Given request: Copy out, word for word, everything from the start of the data down to the line containing "- share-facebook-row[interactable]: Share", including that line.

Supplied material:
____________

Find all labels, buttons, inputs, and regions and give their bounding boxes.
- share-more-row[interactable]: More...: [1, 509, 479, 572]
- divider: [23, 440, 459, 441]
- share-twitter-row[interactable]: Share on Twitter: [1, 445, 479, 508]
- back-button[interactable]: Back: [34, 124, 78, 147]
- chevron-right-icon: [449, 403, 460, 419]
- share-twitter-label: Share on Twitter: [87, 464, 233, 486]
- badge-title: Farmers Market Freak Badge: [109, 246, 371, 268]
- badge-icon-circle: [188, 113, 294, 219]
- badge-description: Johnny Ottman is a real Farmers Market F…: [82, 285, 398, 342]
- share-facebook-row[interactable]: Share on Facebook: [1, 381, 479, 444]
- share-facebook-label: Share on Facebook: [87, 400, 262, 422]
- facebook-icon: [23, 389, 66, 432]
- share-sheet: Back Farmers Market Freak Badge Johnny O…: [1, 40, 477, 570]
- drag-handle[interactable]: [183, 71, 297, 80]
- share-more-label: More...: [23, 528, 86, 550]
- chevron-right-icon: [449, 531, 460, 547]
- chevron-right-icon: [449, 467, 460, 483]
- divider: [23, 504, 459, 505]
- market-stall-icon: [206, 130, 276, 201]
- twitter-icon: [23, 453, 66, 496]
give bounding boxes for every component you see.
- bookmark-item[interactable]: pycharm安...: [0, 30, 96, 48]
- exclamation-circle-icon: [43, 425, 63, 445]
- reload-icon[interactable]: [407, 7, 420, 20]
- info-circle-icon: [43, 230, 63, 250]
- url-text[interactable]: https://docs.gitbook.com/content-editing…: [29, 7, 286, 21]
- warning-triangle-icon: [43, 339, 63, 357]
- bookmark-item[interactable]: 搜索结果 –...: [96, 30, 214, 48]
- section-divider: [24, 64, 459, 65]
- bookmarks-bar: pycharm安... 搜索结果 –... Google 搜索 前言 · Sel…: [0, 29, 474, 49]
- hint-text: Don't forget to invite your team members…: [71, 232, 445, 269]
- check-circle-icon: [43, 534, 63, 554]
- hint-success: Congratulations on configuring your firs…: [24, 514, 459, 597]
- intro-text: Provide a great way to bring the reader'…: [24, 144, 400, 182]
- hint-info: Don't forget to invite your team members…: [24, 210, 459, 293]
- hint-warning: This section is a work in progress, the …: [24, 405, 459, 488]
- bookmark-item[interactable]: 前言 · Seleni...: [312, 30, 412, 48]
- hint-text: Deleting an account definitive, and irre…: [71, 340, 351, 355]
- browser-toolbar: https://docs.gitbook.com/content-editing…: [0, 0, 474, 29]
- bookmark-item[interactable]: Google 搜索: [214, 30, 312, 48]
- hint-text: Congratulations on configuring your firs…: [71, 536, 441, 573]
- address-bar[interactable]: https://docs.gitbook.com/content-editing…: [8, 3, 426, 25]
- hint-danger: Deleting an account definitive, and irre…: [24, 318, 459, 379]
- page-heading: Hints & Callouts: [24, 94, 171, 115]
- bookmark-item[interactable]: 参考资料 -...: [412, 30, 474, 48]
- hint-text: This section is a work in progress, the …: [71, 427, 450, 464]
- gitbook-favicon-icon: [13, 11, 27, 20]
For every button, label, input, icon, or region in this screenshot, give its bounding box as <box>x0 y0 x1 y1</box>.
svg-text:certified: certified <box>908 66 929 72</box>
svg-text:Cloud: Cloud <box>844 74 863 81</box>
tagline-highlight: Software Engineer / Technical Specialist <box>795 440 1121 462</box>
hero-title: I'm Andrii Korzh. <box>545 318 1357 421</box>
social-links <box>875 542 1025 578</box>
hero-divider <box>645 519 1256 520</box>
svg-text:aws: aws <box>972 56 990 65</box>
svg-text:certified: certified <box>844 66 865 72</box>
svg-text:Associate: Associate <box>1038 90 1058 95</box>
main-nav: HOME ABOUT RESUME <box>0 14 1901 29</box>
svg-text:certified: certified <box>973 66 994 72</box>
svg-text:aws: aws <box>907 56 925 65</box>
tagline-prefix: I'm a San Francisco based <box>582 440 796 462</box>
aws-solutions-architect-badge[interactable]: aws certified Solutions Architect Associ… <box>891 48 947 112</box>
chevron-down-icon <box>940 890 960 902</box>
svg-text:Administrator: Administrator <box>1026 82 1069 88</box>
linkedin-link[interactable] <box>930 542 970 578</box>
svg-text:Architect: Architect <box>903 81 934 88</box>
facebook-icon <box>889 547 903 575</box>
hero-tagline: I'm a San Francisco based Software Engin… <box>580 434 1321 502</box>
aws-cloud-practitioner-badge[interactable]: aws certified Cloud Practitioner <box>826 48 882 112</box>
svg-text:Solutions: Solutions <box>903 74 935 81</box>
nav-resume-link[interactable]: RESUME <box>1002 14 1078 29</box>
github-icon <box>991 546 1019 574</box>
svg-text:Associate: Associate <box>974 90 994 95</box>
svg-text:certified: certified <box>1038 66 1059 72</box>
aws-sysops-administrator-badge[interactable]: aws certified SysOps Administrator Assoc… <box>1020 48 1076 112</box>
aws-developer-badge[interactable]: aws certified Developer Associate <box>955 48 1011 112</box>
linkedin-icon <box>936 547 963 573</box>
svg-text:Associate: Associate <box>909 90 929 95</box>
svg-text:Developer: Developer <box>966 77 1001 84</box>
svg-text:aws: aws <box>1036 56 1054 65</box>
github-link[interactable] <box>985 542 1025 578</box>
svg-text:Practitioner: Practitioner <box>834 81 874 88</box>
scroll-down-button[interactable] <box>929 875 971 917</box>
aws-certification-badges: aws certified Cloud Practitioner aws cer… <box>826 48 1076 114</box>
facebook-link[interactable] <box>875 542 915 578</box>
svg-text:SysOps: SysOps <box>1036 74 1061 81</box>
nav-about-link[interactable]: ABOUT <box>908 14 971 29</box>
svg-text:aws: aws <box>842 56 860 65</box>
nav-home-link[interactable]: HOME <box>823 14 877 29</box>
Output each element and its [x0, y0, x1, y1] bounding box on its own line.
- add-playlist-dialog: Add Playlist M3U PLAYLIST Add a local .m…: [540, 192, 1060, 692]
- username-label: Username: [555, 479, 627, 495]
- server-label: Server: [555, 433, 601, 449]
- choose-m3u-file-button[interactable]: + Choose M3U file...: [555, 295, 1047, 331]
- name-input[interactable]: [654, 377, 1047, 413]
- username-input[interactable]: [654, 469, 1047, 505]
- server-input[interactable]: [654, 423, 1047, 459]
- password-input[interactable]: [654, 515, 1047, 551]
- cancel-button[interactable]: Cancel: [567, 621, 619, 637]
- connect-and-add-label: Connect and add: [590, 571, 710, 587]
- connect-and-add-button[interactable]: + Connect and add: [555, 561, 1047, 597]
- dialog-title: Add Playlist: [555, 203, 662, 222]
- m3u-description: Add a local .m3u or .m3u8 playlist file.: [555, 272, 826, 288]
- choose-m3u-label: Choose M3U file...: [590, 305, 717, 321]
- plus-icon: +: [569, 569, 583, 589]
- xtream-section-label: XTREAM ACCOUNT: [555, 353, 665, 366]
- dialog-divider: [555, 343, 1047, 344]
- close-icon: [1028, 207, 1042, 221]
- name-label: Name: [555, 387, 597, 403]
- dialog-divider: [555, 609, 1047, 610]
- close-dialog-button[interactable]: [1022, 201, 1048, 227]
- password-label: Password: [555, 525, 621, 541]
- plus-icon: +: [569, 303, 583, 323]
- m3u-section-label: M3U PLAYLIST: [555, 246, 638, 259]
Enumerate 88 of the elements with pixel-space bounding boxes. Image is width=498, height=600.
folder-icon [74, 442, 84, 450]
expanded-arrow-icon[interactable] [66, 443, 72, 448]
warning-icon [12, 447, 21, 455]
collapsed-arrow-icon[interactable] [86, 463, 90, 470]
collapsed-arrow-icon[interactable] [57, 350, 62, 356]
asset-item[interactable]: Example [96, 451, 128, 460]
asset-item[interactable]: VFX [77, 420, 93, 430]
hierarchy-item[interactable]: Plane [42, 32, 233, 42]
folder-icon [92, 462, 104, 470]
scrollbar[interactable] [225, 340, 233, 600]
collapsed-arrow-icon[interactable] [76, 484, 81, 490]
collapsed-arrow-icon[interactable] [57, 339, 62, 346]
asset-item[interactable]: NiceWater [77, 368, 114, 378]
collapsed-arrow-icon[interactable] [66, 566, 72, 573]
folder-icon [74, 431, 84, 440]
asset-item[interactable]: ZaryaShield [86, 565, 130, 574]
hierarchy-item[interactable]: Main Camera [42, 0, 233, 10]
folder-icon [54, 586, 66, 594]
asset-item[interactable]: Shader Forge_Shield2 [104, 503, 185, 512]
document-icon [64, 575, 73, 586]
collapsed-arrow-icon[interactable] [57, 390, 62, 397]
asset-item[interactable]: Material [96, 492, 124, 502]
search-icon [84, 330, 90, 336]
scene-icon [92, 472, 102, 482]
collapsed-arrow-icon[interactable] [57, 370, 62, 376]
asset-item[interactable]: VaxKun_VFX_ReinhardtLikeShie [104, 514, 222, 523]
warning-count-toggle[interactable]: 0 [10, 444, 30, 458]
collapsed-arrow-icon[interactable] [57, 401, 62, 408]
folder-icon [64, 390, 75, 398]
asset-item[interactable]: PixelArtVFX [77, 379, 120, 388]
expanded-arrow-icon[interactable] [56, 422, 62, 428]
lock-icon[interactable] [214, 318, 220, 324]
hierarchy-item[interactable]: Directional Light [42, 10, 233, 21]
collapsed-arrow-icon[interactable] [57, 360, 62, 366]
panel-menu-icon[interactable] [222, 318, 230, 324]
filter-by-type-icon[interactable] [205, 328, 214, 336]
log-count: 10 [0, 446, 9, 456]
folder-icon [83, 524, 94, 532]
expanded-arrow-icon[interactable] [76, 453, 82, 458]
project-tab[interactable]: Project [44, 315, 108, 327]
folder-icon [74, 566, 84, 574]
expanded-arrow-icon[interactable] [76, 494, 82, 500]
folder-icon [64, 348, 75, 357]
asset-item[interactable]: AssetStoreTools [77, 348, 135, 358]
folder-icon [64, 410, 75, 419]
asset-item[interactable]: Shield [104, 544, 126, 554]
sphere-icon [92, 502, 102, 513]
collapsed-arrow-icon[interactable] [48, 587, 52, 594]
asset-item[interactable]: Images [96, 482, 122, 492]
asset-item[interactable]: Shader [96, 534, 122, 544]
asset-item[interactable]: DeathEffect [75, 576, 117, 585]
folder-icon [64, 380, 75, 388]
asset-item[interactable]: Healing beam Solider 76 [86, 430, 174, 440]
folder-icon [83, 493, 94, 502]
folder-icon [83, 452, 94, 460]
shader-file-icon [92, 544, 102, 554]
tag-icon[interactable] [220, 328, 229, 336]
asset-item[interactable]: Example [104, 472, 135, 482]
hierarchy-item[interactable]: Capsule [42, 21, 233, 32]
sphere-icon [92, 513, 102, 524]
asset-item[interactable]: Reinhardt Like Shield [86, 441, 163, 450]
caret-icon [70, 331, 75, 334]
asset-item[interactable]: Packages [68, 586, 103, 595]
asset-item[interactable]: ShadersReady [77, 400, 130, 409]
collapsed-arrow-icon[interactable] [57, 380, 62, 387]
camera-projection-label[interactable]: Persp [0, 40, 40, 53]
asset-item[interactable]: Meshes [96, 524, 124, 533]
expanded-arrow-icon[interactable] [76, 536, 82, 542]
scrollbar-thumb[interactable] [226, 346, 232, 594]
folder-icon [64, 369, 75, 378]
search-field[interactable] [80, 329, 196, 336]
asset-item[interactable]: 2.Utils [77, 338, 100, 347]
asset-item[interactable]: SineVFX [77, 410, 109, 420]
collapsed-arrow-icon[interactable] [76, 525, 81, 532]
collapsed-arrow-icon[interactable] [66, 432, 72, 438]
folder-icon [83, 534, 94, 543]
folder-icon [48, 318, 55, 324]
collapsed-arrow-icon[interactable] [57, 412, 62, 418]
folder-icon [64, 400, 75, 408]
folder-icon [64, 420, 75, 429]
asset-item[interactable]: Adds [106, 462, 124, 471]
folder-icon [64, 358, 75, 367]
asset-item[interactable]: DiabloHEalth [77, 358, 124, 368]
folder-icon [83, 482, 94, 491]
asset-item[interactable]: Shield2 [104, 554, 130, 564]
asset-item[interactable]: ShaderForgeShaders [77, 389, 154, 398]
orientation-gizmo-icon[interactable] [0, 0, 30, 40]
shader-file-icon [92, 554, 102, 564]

____________

Output of the task:
Find all labels, buttons, inputs, and regions and give their bounding boxes.
- share-more-row[interactable]: More...: [1, 509, 479, 572]
- divider: [23, 440, 459, 441]
- share-twitter-row[interactable]: Share on Twitter: [1, 445, 479, 508]
- back-button[interactable]: Back: [34, 124, 78, 147]
- chevron-right-icon: [449, 403, 460, 419]
- share-twitter-label: Share on Twitter: [87, 464, 233, 486]
- badge-title: Farmers Market Freak Badge: [109, 246, 371, 268]
- badge-icon-circle: [188, 113, 294, 219]
- badge-description: Johnny Ottman is a real Farmers Market F…: [82, 285, 398, 342]
- share-facebook-row[interactable]: Share on Facebook: [1, 381, 479, 444]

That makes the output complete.